◆ EXERCISE ◆
Check every line below for the string "csökkentheti", and copy the lines that contain it.

◆ RECORDS PROVIDED ◆
begin

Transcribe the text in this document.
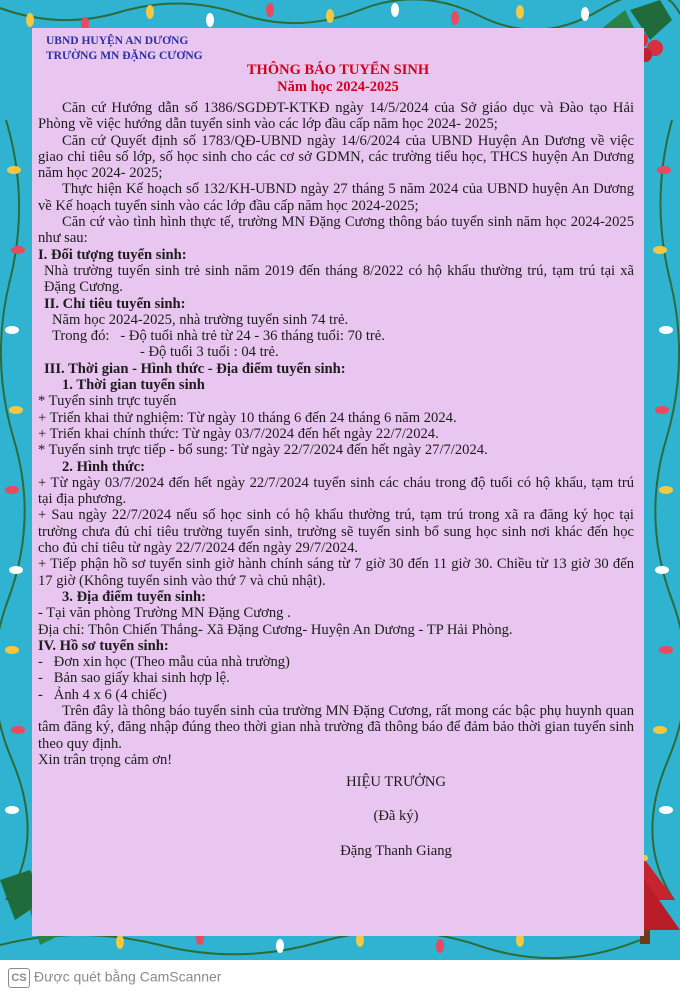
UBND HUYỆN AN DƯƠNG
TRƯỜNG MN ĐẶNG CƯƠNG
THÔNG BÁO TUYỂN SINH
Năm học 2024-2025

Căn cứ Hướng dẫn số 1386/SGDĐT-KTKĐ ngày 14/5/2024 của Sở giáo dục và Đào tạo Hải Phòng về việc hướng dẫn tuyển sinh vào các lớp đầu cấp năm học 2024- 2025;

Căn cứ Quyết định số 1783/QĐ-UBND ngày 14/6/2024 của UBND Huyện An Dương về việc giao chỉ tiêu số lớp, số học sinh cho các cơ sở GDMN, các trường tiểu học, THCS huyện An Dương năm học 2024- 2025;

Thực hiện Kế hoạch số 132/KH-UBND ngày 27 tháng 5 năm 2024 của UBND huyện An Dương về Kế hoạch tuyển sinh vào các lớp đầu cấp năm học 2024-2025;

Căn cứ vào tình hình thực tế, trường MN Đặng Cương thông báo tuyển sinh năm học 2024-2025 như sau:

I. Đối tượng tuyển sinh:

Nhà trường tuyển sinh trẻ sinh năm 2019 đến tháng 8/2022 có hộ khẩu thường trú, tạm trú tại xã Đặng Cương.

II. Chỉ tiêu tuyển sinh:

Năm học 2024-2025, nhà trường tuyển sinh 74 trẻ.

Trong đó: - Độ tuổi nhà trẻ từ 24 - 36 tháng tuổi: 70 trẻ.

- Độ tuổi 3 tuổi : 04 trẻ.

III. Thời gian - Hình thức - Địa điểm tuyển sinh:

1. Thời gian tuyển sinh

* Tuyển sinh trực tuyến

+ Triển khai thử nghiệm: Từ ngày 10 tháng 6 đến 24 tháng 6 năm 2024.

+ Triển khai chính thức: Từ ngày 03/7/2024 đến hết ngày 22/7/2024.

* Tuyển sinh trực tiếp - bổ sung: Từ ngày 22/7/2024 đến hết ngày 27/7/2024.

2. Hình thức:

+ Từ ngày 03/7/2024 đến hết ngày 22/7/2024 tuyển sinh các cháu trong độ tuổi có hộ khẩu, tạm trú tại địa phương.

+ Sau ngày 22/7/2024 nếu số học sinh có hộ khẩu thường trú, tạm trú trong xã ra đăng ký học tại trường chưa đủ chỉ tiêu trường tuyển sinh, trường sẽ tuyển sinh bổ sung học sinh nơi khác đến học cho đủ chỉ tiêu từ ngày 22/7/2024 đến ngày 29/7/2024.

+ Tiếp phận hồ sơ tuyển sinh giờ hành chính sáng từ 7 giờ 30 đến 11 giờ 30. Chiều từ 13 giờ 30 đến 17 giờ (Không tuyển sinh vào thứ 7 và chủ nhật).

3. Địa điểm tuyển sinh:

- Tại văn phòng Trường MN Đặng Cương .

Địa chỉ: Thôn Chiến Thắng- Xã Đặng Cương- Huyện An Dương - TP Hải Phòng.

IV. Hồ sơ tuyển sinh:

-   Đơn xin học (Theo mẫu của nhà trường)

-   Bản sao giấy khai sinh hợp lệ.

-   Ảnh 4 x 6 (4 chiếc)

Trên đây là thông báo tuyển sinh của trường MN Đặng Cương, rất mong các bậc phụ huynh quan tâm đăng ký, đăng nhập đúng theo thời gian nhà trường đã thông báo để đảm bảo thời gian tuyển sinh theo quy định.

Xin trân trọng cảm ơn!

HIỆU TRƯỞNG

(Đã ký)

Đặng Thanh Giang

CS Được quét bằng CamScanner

end
begin

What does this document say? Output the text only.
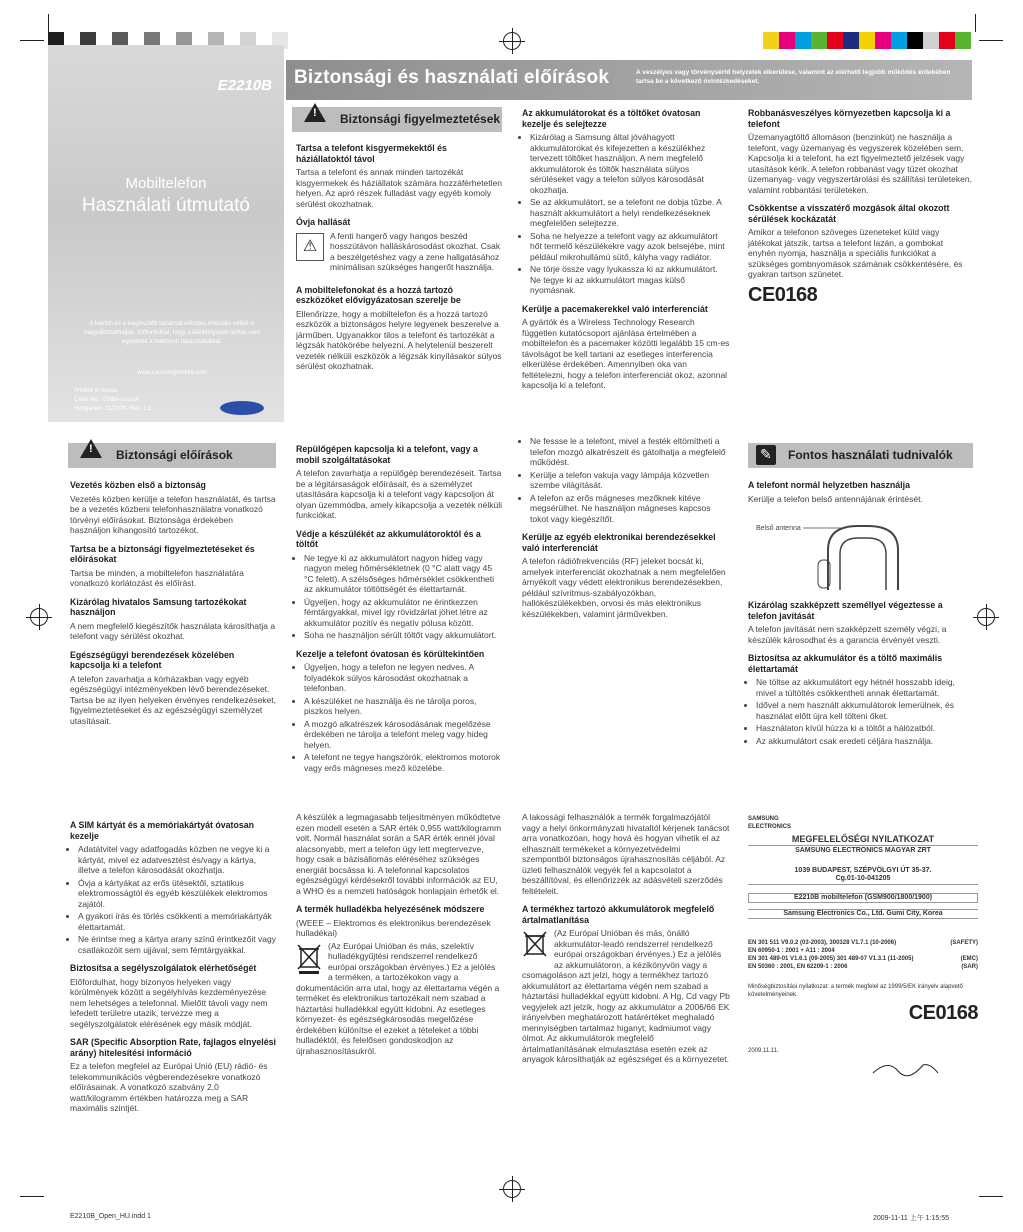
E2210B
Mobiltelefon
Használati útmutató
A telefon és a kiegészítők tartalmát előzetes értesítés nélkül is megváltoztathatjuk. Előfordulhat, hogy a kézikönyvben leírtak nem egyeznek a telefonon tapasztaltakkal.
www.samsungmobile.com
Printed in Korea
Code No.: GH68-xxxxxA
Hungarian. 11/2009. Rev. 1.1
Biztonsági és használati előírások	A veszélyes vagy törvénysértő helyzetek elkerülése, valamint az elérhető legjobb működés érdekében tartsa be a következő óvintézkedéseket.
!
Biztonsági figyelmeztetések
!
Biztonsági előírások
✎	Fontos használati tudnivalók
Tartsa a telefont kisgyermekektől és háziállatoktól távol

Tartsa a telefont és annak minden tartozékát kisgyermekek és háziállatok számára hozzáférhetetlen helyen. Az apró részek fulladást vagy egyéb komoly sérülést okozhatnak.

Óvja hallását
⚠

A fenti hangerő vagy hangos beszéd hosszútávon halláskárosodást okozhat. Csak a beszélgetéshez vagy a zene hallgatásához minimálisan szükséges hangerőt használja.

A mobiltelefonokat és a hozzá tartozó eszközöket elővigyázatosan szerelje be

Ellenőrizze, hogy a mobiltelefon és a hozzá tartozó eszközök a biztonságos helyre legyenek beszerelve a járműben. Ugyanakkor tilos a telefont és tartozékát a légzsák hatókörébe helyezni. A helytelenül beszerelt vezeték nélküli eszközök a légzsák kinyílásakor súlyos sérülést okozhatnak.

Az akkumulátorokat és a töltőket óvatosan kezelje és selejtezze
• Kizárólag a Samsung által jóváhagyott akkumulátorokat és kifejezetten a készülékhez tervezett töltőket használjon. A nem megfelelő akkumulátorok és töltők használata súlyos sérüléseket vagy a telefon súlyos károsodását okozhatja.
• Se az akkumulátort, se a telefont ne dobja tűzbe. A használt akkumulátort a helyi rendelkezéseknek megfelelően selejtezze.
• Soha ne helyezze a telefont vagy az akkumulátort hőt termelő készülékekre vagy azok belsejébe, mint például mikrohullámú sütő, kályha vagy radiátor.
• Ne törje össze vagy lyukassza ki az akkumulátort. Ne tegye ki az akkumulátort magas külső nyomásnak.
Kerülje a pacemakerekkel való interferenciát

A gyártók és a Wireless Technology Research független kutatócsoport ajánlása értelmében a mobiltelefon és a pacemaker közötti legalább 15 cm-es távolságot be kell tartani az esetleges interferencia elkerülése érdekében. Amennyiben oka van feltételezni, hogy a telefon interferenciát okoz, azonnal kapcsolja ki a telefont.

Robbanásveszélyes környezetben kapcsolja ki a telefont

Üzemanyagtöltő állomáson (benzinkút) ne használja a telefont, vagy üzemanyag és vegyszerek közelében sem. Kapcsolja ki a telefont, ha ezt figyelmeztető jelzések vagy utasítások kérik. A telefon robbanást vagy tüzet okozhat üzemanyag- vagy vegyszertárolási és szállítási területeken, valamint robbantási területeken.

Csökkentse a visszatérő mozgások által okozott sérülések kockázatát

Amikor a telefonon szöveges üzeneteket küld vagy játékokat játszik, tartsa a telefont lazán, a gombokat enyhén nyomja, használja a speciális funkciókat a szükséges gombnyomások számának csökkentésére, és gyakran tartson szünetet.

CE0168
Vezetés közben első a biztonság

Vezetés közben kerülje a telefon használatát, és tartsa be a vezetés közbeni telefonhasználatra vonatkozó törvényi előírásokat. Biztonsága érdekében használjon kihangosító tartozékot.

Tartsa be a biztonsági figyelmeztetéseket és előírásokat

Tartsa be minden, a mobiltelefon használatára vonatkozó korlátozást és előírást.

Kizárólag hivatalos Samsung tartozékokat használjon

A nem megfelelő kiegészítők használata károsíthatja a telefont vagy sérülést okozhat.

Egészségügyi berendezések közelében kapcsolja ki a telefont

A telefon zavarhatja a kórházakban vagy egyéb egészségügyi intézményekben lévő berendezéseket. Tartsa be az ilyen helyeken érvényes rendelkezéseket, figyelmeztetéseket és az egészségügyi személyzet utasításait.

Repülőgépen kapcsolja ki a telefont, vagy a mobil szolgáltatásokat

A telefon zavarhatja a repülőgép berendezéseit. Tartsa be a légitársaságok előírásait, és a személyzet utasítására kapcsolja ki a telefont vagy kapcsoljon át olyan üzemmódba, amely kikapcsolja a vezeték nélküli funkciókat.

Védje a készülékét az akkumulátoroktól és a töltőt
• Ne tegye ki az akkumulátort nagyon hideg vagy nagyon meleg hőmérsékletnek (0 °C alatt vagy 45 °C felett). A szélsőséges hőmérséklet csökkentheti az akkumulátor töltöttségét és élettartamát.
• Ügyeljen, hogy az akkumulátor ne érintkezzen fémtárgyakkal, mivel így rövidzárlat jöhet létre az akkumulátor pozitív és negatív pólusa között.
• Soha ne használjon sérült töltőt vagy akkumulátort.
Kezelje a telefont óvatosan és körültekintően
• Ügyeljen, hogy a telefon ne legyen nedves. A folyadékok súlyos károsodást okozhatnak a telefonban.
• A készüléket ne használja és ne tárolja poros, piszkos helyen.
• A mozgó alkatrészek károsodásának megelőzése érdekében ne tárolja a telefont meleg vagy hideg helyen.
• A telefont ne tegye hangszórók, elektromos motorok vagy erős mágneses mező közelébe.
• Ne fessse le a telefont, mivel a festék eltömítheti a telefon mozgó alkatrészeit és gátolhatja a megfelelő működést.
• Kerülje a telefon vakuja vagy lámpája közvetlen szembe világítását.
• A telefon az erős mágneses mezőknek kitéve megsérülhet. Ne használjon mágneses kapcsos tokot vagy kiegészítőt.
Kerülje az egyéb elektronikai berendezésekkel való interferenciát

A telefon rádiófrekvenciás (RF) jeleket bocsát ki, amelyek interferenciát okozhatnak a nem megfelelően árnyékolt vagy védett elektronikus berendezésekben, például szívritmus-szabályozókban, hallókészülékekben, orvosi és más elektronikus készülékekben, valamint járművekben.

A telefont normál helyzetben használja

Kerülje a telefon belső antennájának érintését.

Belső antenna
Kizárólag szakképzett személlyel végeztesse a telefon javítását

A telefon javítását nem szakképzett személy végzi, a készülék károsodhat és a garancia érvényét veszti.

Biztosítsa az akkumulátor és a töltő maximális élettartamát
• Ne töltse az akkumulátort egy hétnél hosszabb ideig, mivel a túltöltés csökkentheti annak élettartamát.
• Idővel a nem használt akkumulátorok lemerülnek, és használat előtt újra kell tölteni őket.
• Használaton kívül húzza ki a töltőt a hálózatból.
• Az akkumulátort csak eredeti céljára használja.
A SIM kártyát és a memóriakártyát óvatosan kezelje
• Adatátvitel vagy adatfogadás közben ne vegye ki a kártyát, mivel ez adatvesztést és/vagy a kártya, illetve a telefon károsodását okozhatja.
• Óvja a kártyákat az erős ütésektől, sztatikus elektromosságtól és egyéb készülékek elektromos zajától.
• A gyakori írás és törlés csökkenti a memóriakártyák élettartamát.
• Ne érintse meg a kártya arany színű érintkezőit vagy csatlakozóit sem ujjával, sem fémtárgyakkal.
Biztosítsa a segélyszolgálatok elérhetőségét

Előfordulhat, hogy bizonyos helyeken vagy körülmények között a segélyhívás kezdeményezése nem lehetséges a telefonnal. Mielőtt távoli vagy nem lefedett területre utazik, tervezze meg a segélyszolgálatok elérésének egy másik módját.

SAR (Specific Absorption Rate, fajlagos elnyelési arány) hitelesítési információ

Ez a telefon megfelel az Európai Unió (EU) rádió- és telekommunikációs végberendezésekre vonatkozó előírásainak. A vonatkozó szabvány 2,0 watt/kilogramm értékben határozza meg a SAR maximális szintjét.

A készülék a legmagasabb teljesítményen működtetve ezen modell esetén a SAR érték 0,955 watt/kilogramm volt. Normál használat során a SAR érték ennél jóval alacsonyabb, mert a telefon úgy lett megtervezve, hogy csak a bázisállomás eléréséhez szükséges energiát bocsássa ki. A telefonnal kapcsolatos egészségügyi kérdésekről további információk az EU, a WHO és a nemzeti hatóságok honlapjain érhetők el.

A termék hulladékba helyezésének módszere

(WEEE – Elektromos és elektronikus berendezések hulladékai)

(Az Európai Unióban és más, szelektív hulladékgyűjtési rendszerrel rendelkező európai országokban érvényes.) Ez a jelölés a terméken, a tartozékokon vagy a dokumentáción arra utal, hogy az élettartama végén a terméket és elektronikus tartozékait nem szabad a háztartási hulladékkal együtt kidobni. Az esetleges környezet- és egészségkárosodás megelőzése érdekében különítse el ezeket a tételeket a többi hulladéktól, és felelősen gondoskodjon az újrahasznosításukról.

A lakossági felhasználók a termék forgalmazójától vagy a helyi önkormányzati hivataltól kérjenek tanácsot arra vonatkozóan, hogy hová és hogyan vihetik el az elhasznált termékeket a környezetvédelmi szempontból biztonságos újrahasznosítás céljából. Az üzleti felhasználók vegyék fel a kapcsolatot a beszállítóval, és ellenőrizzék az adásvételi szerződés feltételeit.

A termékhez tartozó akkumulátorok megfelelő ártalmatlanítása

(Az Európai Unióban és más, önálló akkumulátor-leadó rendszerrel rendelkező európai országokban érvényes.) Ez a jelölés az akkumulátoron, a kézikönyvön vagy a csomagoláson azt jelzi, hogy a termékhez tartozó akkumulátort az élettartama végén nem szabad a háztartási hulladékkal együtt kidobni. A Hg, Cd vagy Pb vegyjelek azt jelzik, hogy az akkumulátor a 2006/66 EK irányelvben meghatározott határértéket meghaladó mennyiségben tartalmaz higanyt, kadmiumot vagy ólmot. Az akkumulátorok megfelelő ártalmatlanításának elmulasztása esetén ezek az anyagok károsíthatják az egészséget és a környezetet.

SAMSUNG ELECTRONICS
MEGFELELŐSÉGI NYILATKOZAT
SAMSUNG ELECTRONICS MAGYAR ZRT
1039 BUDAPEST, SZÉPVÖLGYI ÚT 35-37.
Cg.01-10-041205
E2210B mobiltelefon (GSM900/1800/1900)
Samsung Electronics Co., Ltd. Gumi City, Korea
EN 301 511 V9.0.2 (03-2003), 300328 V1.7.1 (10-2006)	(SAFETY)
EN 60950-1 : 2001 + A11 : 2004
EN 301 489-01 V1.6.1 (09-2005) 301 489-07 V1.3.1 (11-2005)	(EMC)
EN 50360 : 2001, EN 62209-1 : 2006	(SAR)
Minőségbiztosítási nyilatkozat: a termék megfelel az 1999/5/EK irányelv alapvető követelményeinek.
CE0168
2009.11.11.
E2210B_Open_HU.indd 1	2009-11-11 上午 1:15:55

end
begin

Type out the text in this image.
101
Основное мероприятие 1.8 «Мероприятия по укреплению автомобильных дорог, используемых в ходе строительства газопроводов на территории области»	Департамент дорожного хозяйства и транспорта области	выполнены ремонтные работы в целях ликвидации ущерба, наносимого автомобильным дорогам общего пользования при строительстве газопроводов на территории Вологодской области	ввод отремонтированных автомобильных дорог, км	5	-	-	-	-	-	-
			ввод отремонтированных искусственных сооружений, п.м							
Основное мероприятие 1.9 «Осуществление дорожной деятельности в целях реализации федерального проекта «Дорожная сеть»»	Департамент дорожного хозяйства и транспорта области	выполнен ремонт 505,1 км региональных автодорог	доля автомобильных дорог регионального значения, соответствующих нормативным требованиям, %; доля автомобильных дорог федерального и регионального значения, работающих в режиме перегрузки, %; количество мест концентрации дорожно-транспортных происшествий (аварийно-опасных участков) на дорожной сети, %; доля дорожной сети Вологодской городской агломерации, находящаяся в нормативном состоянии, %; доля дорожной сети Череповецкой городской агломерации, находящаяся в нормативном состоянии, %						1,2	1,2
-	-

end

◆ EXERCISE RESULT ◆
• Ne tegye ki az akkumulátort nagyon hideg vagy nagyon meleg hőmérsékletnek (0 °C alatt vagy 45 °C felett). A szélsőséges hőmérséklet csökkentheti az akkumulátor töltöttségét és élettartamát.
• Ne töltse az akkumulátort egy hétnél hosszabb ideig, mivel a túltöltés csökkentheti annak élettartamát.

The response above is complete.